- **Direction**
Exactly the lines from the line containing "Extract the structured" through the final line of the entries below must be returned, and only those, without pictures.

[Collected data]

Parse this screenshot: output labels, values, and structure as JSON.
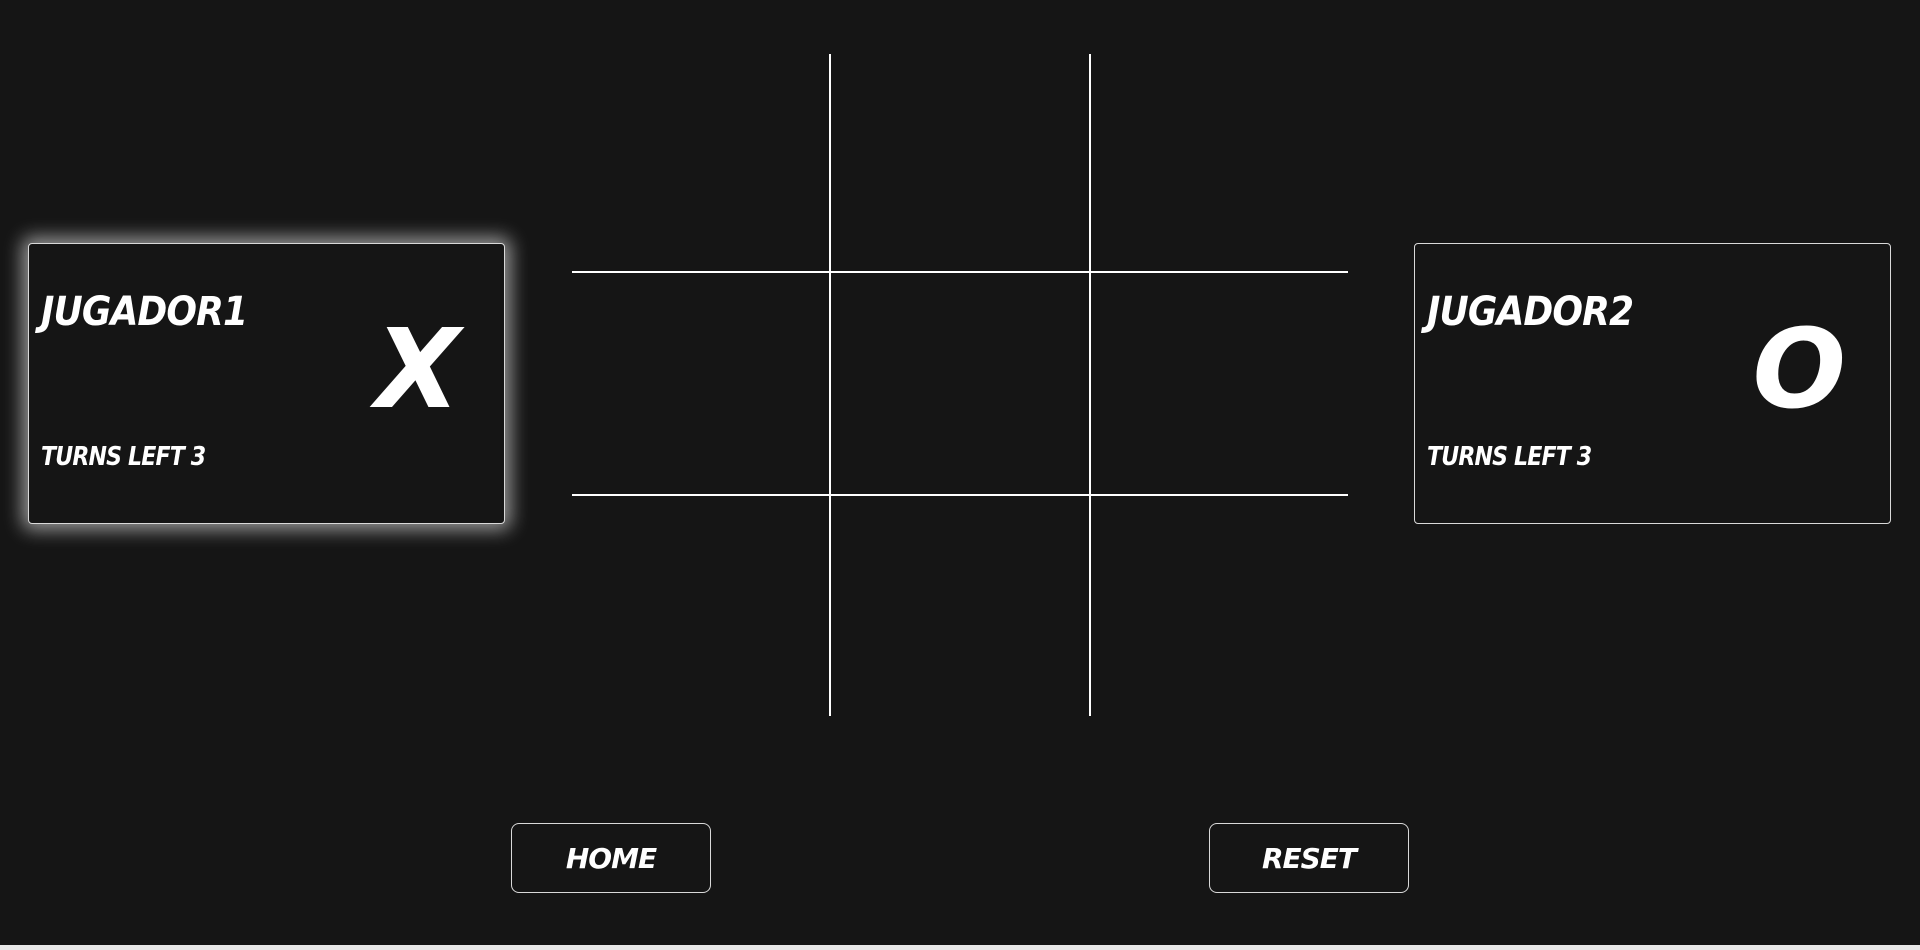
{
  "player1": {
    "name": "JUGADOR1",
    "turns_label": "TURNS LEFT",
    "turns_left": "3",
    "mark": "X",
    "active": true
  },
  "player2": {
    "name": "JUGADOR2",
    "turns_label": "TURNS LEFT",
    "turns_left": "3",
    "mark": "O",
    "active": false
  },
  "board": {
    "cells": [
      "",
      "",
      "",
      "",
      "",
      "",
      "",
      "",
      ""
    ]
  },
  "buttons": {
    "home_label": "HOME",
    "reset_label": "RESET"
  },
  "colors": {
    "background": "#151515",
    "foreground": "#ffffff",
    "border": "#d9d9d9",
    "active_glow": "rgba(255,255,255,0.55)"
  }
}
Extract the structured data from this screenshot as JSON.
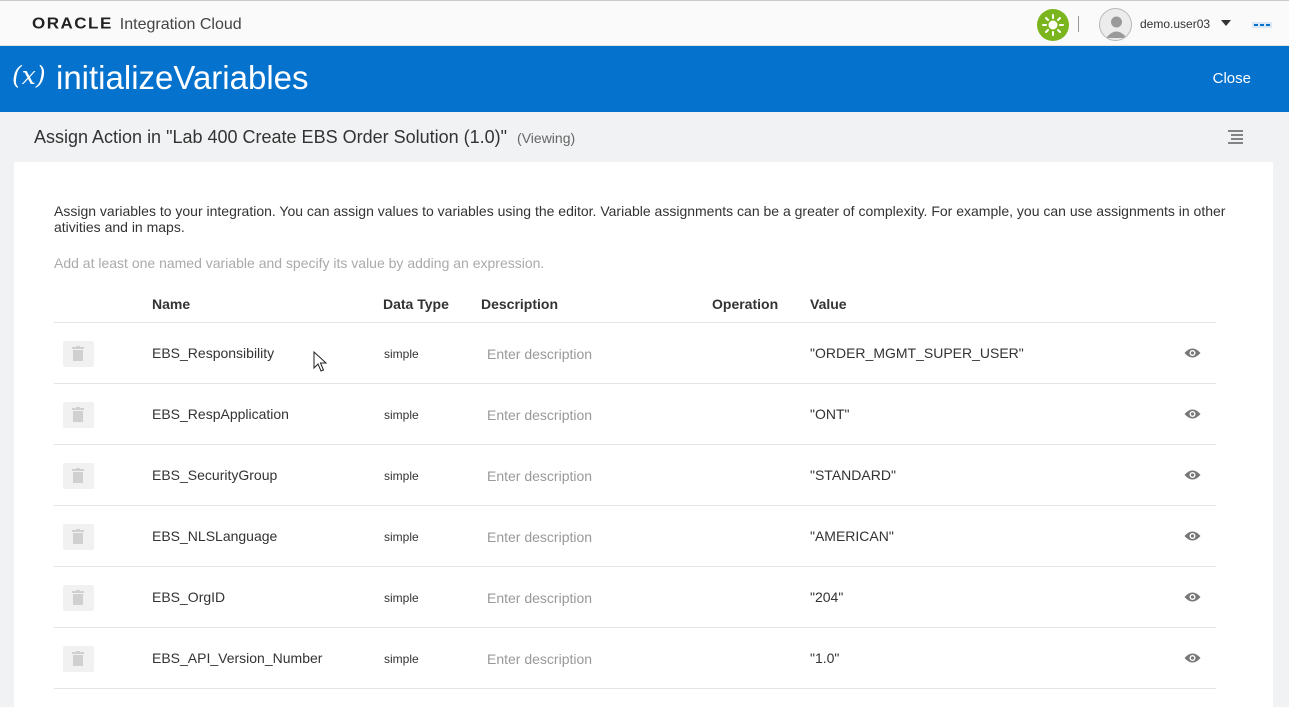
{
  "brand": {
    "company": "ORACLE",
    "product": "Integration Cloud"
  },
  "user": {
    "name": "demo.user03"
  },
  "titlebar": {
    "icon_text": "(x)",
    "title": "initializeVariables",
    "close_label": "Close"
  },
  "subheader": {
    "title": "Assign Action in \"Lab 400 Create EBS Order Solution (1.0)\"",
    "mode": "(Viewing)"
  },
  "main": {
    "description": "Assign variables to your integration. You can assign values to variables using the editor. Variable assignments can be a greater of complexity. For example, you can use assignments in other ativities and in maps.",
    "hint": "Add at least one named variable and specify its value by adding an expression."
  },
  "table": {
    "columns": {
      "name": "Name",
      "data_type": "Data Type",
      "description": "Description",
      "operation": "Operation",
      "value": "Value"
    },
    "rows": [
      {
        "name": "EBS_Responsibility",
        "type": "simple",
        "description_placeholder": "Enter description",
        "value": "\"ORDER_MGMT_SUPER_USER\""
      },
      {
        "name": "EBS_RespApplication",
        "type": "simple",
        "description_placeholder": "Enter description",
        "value": "\"ONT\""
      },
      {
        "name": "EBS_SecurityGroup",
        "type": "simple",
        "description_placeholder": "Enter description",
        "value": "\"STANDARD\""
      },
      {
        "name": "EBS_NLSLanguage",
        "type": "simple",
        "description_placeholder": "Enter description",
        "value": "\"AMERICAN\""
      },
      {
        "name": "EBS_OrgID",
        "type": "simple",
        "description_placeholder": "Enter description",
        "value": "\"204\""
      },
      {
        "name": "EBS_API_Version_Number",
        "type": "simple",
        "description_placeholder": "Enter description",
        "value": "\"1.0\""
      }
    ]
  },
  "colors": {
    "header_blue": "#0572ce",
    "status_green": "#7ab51d"
  },
  "icons": [
    "sun-icon",
    "user-avatar-icon",
    "caret-down-icon",
    "more-menu-icon",
    "variable-icon",
    "list-icon",
    "trash-icon",
    "eye-icon",
    "cursor-pointer-icon"
  ]
}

- **The completed task**
Extract the structured data from this screenshot as JSON.
{
  "brand": {
    "company": "ORACLE",
    "product": "Integration Cloud"
  },
  "user": {
    "name": "demo.user03"
  },
  "titlebar": {
    "icon_text": "(x)",
    "title": "initializeVariables",
    "close_label": "Close"
  },
  "subheader": {
    "title": "Assign Action in \"Lab 400 Create EBS Order Solution (1.0)\"",
    "mode": "(Viewing)"
  },
  "main": {
    "description": "Assign variables to your integration. You can assign values to variables using the editor. Variable assignments can be a greater of complexity. For example, you can use assignments in other ativities and in maps.",
    "hint": "Add at least one named variable and specify its value by adding an expression."
  },
  "table": {
    "columns": {
      "name": "Name",
      "data_type": "Data Type",
      "description": "Description",
      "operation": "Operation",
      "value": "Value"
    },
    "rows": [
      {
        "name": "EBS_Responsibility",
        "type": "simple",
        "description_placeholder": "Enter description",
        "value": "\"ORDER_MGMT_SUPER_USER\""
      },
      {
        "name": "EBS_RespApplication",
        "type": "simple",
        "description_placeholder": "Enter description",
        "value": "\"ONT\""
      },
      {
        "name": "EBS_SecurityGroup",
        "type": "simple",
        "description_placeholder": "Enter description",
        "value": "\"STANDARD\""
      },
      {
        "name": "EBS_NLSLanguage",
        "type": "simple",
        "description_placeholder": "Enter description",
        "value": "\"AMERICAN\""
      },
      {
        "name": "EBS_OrgID",
        "type": "simple",
        "description_placeholder": "Enter description",
        "value": "\"204\""
      },
      {
        "name": "EBS_API_Version_Number",
        "type": "simple",
        "description_placeholder": "Enter description",
        "value": "\"1.0\""
      }
    ]
  },
  "colors": {
    "header_blue": "#0572ce",
    "status_green": "#7ab51d"
  },
  "icons": [
    "sun-icon",
    "user-avatar-icon",
    "caret-down-icon",
    "more-menu-icon",
    "variable-icon",
    "list-icon",
    "trash-icon",
    "eye-icon",
    "cursor-pointer-icon"
  ]
}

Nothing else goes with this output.